[TASK OBJECTIVE]: Your task is to reproduce the material exactly.

»»

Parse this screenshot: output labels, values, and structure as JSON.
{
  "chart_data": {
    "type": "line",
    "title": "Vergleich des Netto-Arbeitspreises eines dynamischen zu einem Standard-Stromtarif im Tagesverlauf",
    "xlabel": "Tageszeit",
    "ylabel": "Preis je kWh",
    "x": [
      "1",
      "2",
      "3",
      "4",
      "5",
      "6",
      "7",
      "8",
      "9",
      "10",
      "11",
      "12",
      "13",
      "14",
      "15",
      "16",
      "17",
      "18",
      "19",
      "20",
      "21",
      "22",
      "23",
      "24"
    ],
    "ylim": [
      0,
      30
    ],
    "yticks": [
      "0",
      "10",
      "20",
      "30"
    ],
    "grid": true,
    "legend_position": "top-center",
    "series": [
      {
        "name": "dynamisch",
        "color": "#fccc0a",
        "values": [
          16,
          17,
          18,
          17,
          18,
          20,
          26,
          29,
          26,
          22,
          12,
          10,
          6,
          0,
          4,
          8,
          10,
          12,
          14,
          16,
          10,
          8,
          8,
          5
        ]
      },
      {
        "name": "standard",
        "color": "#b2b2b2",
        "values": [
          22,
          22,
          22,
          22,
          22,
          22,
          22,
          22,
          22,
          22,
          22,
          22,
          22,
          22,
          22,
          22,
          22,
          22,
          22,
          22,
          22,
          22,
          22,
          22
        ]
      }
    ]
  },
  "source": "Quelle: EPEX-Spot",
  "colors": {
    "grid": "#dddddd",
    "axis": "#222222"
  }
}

««

[ANSWER BELOW]:
Parse this screenshot: output labels, values, and structure as JSON.
{
  "chart_data": {
    "type": "line",
    "title": "Vergleich des Netto-Arbeitspreises eines dynamischen zu einem Standard-Stromtarif im Tagesverlauf",
    "xlabel": "Tageszeit",
    "ylabel": "Preis je kWh",
    "x": [
      "1",
      "2",
      "3",
      "4",
      "5",
      "6",
      "7",
      "8",
      "9",
      "10",
      "11",
      "12",
      "13",
      "14",
      "15",
      "16",
      "17",
      "18",
      "19",
      "20",
      "21",
      "22",
      "23",
      "24"
    ],
    "ylim": [
      0,
      30
    ],
    "yticks": [
      "0",
      "10",
      "20",
      "30"
    ],
    "grid": true,
    "legend_position": "top-center",
    "series": [
      {
        "name": "dynamisch",
        "color": "#fccc0a",
        "values": [
          16,
          17,
          18,
          17,
          18,
          20,
          26,
          29,
          26,
          22,
          12,
          10,
          6,
          0,
          4,
          8,
          10,
          12,
          14,
          16,
          10,
          8,
          8,
          5
        ]
      },
      {
        "name": "standard",
        "color": "#b2b2b2",
        "values": [
          22,
          22,
          22,
          22,
          22,
          22,
          22,
          22,
          22,
          22,
          22,
          22,
          22,
          22,
          22,
          22,
          22,
          22,
          22,
          22,
          22,
          22,
          22,
          22
        ]
      }
    ]
  },
  "source": "Quelle: EPEX-Spot",
  "colors": {
    "grid": "#dddddd",
    "axis": "#222222"
  }
}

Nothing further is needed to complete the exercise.